§ **Exercise passage**
------

If we applied liberal logic concerning tax-cuts and the deficit to say, heart surgery, the surgeon would close the patient up after the first incision for fear of blood and broken bones. Never mind that in the process of improving the patient's health, he may appear worse off in the short term. Or better yet, it would be like an addict in withdrawal who decides another fix will make it all better.
Addicts and heart patients frequently think the real cure will kill them, and Democrats have been screaming like the anesthesia has worn off in the middle of their prostate operation since before the Bush tax cuts were passed.
But once again, conservative economics are vindicated. Powerline found this story by Lawrence Kudlow in the Washington Times, which gives the lie to all the leftist belly-aching and flatulence over the tax-cuts:
In the first three months of the fiscal year that began last October, federal cash outlays rose 6.1 percent and tax collections grew 10½ percent. When more money comes in than goes out, the deficit shrinks.
At this pace, the 2005 deficit is on track to drop to $355 billion from $413 billion in fiscal 2004. As a fraction of projected gross domestic product, the new-year deficit will fall to 2.9 percent, compared with last year's 3.6 percent.
How did tax revenue grow?
With 50 percent cash-bonus expensing for buying plant and equipment, productivity-driven corporate profits ranging around 20 percent have generated a 45 percent rise in business taxes. At lower income-tax rates, employment gains of roughly 2½ million are throwing off more than 6 percent in payroll-tax receipts. Personal tax revenues are rising by nearly 9 percent.
For our remedial readers (read "Democrats"), what this means is that the tax cuts have fostered a greater base to draw tax revenue from. In other words, we are growing out of the deficit, and growing the economy as predicted.

------

Entries taken from a collection:
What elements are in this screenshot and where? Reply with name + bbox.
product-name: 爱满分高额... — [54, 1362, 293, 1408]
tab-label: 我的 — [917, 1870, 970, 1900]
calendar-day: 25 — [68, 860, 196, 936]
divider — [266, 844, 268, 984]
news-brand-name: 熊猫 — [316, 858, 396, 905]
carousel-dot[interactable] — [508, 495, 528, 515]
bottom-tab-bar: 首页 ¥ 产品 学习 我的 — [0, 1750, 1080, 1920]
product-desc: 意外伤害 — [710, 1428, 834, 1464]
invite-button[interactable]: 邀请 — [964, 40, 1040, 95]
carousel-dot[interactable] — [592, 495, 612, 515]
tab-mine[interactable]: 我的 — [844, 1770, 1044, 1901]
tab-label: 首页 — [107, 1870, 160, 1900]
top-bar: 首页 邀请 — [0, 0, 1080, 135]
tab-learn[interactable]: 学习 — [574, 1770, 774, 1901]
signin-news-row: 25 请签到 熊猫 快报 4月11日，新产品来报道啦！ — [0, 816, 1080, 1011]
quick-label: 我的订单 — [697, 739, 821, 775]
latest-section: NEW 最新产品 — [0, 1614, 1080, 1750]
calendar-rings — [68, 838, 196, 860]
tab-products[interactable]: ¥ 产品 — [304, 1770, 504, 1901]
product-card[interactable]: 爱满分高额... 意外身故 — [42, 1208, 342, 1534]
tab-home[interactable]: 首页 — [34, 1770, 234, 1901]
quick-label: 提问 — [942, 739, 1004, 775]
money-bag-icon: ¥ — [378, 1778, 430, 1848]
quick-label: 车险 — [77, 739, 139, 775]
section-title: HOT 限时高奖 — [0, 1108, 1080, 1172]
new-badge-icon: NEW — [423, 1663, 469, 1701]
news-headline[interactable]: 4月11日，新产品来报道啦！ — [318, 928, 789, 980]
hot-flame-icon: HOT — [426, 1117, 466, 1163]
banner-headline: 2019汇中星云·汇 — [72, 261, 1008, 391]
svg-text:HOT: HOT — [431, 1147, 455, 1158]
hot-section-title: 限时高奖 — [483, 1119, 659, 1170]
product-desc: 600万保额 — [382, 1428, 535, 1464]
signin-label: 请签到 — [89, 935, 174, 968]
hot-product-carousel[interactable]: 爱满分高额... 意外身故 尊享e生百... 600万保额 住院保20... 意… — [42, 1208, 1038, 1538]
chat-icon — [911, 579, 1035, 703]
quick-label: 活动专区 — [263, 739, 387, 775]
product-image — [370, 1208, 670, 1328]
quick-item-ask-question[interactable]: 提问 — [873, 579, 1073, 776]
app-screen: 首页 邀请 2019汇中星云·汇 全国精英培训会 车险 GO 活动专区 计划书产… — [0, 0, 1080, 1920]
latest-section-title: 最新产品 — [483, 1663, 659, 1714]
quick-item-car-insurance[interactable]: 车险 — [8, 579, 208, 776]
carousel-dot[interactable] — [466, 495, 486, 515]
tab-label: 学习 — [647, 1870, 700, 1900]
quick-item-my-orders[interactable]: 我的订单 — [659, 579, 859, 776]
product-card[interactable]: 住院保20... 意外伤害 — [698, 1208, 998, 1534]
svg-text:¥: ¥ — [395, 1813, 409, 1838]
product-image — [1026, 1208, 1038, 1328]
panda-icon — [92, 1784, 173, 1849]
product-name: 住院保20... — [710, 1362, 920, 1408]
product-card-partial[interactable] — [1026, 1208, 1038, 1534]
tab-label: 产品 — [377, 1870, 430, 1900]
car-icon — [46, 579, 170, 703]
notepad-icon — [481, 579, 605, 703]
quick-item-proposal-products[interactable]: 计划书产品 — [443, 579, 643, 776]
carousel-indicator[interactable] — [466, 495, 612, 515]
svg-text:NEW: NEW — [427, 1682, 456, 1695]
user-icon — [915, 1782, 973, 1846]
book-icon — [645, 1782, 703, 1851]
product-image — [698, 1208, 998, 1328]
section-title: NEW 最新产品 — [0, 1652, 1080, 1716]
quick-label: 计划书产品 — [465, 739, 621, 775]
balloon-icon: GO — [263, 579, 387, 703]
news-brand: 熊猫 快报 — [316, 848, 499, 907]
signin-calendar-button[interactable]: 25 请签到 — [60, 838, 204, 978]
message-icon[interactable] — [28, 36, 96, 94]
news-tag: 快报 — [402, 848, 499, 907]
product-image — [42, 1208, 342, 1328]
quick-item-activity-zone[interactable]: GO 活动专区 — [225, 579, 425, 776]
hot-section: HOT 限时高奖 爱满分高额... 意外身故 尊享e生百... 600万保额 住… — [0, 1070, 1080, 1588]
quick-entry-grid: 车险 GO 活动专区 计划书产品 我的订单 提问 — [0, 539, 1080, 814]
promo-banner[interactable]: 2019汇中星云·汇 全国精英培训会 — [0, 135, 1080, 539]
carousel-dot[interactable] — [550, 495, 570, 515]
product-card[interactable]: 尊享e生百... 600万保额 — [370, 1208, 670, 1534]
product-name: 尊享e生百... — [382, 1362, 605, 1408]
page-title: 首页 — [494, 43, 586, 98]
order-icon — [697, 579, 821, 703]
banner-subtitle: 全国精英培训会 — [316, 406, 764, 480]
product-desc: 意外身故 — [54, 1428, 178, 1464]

------

§ **Tasks to complete**
1/ List every percentage figure that the paragraph beginning "With 50 percent cash-bonus expensing" in the tax-cut commentary gives.
2/ In the tax-cut commentary, recast the paragraph beginning "At this pace, the 2005 deficit" as a short bulleted list that keeps its main figures.

§ **Answers for the tasks**
1/
- 50 percent (cash-bonus expensing for buying plant and equipment)
- around 20 percent (productivity-driven corporate profits)
- 45 percent (rise in business taxes)
- more than 6 percent (payroll-tax receipts)
- nearly 9 percent (rise in personal tax revenues)

2/
- The 2005 deficit is on track to drop to $355 billion, down from $413 billion in fiscal 2004.
- As a fraction of projected gross domestic product, the new-year deficit will fall to 2.9 percent, compared with 3.6 percent last year.